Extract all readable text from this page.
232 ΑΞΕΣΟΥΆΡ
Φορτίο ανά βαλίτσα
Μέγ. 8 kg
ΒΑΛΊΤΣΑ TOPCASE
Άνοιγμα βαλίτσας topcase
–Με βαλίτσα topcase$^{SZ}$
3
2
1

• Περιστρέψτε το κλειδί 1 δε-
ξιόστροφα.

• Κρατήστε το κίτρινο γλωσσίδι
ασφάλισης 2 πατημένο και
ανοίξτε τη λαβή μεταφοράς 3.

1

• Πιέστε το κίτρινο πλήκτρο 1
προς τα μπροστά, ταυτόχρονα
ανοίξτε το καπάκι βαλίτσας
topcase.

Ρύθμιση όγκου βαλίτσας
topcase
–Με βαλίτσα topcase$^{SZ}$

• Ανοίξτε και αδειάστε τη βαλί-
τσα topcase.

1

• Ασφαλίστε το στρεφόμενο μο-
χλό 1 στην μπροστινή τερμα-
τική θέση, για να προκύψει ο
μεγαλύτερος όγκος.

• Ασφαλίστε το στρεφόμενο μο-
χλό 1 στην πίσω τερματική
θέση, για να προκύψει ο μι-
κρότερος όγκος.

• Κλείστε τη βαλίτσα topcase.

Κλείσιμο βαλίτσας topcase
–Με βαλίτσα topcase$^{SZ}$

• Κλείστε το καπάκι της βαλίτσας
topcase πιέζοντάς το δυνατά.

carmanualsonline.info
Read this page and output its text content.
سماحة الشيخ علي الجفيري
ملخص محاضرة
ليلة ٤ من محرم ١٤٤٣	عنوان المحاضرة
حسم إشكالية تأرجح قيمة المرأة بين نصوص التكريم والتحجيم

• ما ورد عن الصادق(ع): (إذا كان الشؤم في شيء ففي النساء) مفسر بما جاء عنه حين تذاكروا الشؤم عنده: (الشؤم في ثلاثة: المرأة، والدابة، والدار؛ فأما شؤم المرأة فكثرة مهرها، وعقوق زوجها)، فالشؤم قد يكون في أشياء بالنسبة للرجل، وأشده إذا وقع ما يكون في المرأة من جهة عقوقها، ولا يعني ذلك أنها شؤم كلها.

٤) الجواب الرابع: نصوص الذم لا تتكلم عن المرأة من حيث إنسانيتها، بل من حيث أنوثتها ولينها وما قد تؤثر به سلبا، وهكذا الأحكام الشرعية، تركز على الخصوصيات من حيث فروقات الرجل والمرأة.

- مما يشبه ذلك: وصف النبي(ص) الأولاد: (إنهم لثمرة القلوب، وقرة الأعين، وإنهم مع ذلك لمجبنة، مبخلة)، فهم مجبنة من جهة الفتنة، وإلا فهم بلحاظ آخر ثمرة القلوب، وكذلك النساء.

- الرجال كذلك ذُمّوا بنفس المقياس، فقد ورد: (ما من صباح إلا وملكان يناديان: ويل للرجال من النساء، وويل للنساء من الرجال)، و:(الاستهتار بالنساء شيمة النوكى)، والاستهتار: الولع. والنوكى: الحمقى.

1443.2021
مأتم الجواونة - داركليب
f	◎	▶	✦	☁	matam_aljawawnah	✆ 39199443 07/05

> **What you have to do**
Using the listing above, show each line holding the string "κίτρινο".

> **Response below**
• Κρατήστε το κίτρινο γλωσσίδι
• Πιέστε το κίτρινο πλήκτρο 1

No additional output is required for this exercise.